---------- MATERIAL TO PROCESS ----------

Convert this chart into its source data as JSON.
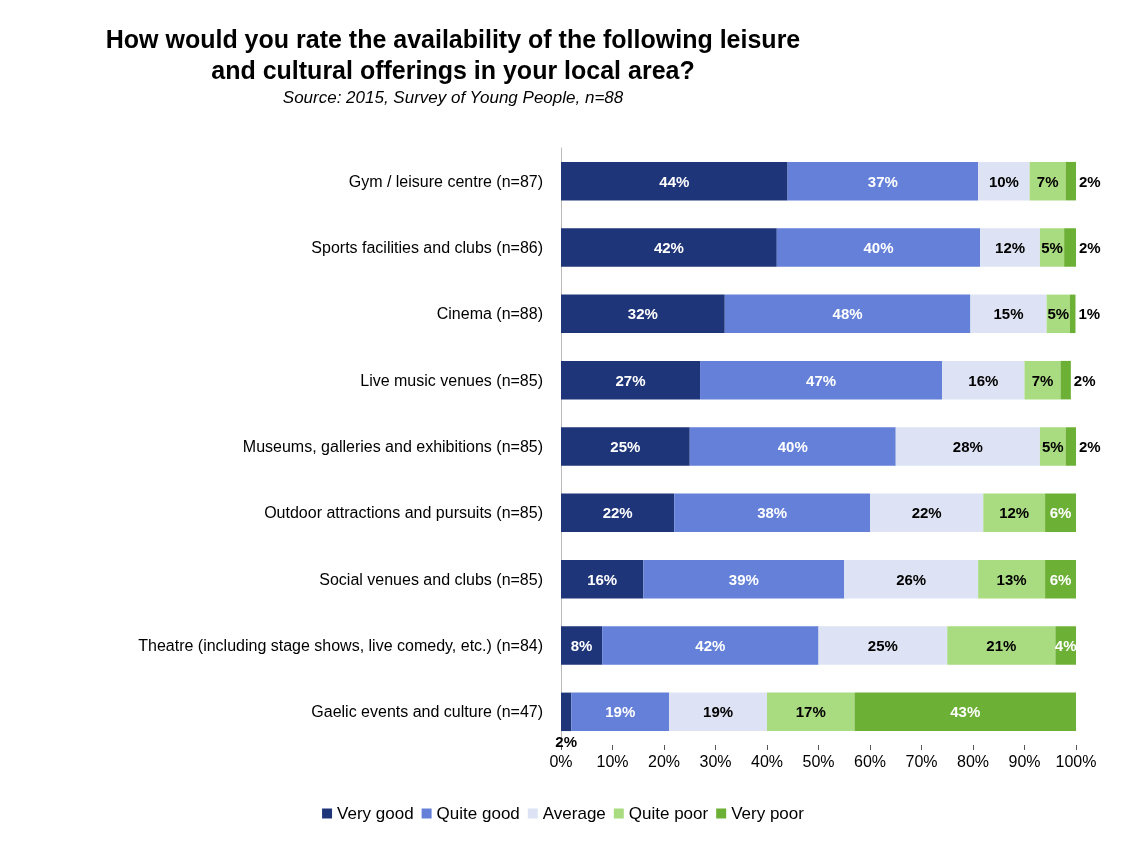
{
  "chart_data": {
    "type": "bar",
    "orientation": "horizontal",
    "stacked": true,
    "title": "How would you rate the availability of the following leisure\nand cultural offerings in your local area?",
    "subtitle": "Source: 2015, Survey of Young People, n=88",
    "categories": [
      "Gym / leisure centre (n=87)",
      "Sports facilities and clubs (n=86)",
      "Cinema (n=88)",
      "Live music venues (n=85)",
      "Museums, galleries and exhibitions (n=85)",
      "Outdoor attractions and pursuits (n=85)",
      "Social venues and clubs (n=85)",
      "Theatre (including stage shows, live comedy, etc.) (n=84)",
      "Gaelic events and culture (n=47)"
    ],
    "series": [
      {
        "name": "Very good",
        "color": "#1f3579",
        "values": [
          44,
          41.9,
          31.8,
          27,
          25,
          22,
          16,
          8,
          2
        ],
        "value_labels": [
          "44%",
          "42%",
          "32%",
          "27%",
          "25%",
          "22%",
          "16%",
          "8%",
          "2%"
        ]
      },
      {
        "name": "Quite good",
        "color": "#6480d8",
        "values": [
          37,
          39.5,
          47.7,
          47,
          40,
          38,
          39,
          42,
          19
        ],
        "value_labels": [
          "37%",
          "40%",
          "48%",
          "47%",
          "40%",
          "38%",
          "39%",
          "42%",
          "19%"
        ]
      },
      {
        "name": "Average",
        "color": "#dde3f4",
        "values": [
          10,
          11.6,
          14.8,
          16,
          28,
          22,
          26,
          25,
          19
        ],
        "value_labels": [
          "10%",
          "12%",
          "15%",
          "16%",
          "28%",
          "22%",
          "26%",
          "25%",
          "19%"
        ]
      },
      {
        "name": "Quite poor",
        "color": "#a9db80",
        "values": [
          7,
          4.7,
          4.5,
          7,
          5,
          12,
          13,
          21,
          17
        ],
        "value_labels": [
          "7%",
          "5%",
          "5%",
          "7%",
          "5%",
          "12%",
          "13%",
          "21%",
          "17%"
        ]
      },
      {
        "name": "Very poor",
        "color": "#6cb035",
        "values": [
          2,
          2.3,
          1.1,
          2,
          2,
          6,
          6,
          4,
          43
        ],
        "value_labels": [
          "2%",
          "2%",
          "1%",
          "2%",
          "2%",
          "6%",
          "6%",
          "4%",
          "43%"
        ]
      }
    ],
    "xlim": [
      0,
      100
    ],
    "xticks": [
      {
        "value": 0,
        "label": "0%"
      },
      {
        "value": 10,
        "label": "10%"
      },
      {
        "value": 20,
        "label": "20%"
      },
      {
        "value": 30,
        "label": "30%"
      },
      {
        "value": 40,
        "label": "40%"
      },
      {
        "value": 50,
        "label": "50%"
      },
      {
        "value": 60,
        "label": "60%"
      },
      {
        "value": 70,
        "label": "70%"
      },
      {
        "value": 80,
        "label": "80%"
      },
      {
        "value": 90,
        "label": "90%"
      },
      {
        "value": 100,
        "label": "100%"
      }
    ],
    "grid": false,
    "legend": "bottom"
  }
}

----------

## WHAT TO PRODUCE
Repeat the data above exactly, but not the pictures.

## THE SOLUTION
Convert this chart into its source data as JSON.
{
  "chart_data": {
    "type": "bar",
    "orientation": "horizontal",
    "stacked": true,
    "title": "How would you rate the availability of the following leisure\nand cultural offerings in your local area?",
    "subtitle": "Source: 2015, Survey of Young People, n=88",
    "categories": [
      "Gym / leisure centre (n=87)",
      "Sports facilities and clubs (n=86)",
      "Cinema (n=88)",
      "Live music venues (n=85)",
      "Museums, galleries and exhibitions (n=85)",
      "Outdoor attractions and pursuits (n=85)",
      "Social venues and clubs (n=85)",
      "Theatre (including stage shows, live comedy, etc.) (n=84)",
      "Gaelic events and culture (n=47)"
    ],
    "series": [
      {
        "name": "Very good",
        "color": "#1f3579",
        "values": [
          44,
          41.9,
          31.8,
          27,
          25,
          22,
          16,
          8,
          2
        ],
        "value_labels": [
          "44%",
          "42%",
          "32%",
          "27%",
          "25%",
          "22%",
          "16%",
          "8%",
          "2%"
        ]
      },
      {
        "name": "Quite good",
        "color": "#6480d8",
        "values": [
          37,
          39.5,
          47.7,
          47,
          40,
          38,
          39,
          42,
          19
        ],
        "value_labels": [
          "37%",
          "40%",
          "48%",
          "47%",
          "40%",
          "38%",
          "39%",
          "42%",
          "19%"
        ]
      },
      {
        "name": "Average",
        "color": "#dde3f4",
        "values": [
          10,
          11.6,
          14.8,
          16,
          28,
          22,
          26,
          25,
          19
        ],
        "value_labels": [
          "10%",
          "12%",
          "15%",
          "16%",
          "28%",
          "22%",
          "26%",
          "25%",
          "19%"
        ]
      },
      {
        "name": "Quite poor",
        "color": "#a9db80",
        "values": [
          7,
          4.7,
          4.5,
          7,
          5,
          12,
          13,
          21,
          17
        ],
        "value_labels": [
          "7%",
          "5%",
          "5%",
          "7%",
          "5%",
          "12%",
          "13%",
          "21%",
          "17%"
        ]
      },
      {
        "name": "Very poor",
        "color": "#6cb035",
        "values": [
          2,
          2.3,
          1.1,
          2,
          2,
          6,
          6,
          4,
          43
        ],
        "value_labels": [
          "2%",
          "2%",
          "1%",
          "2%",
          "2%",
          "6%",
          "6%",
          "4%",
          "43%"
        ]
      }
    ],
    "xlim": [
      0,
      100
    ],
    "xticks": [
      {
        "value": 0,
        "label": "0%"
      },
      {
        "value": 10,
        "label": "10%"
      },
      {
        "value": 20,
        "label": "20%"
      },
      {
        "value": 30,
        "label": "30%"
      },
      {
        "value": 40,
        "label": "40%"
      },
      {
        "value": 50,
        "label": "50%"
      },
      {
        "value": 60,
        "label": "60%"
      },
      {
        "value": 70,
        "label": "70%"
      },
      {
        "value": 80,
        "label": "80%"
      },
      {
        "value": 90,
        "label": "90%"
      },
      {
        "value": 100,
        "label": "100%"
      }
    ],
    "grid": false,
    "legend": "bottom"
  }
}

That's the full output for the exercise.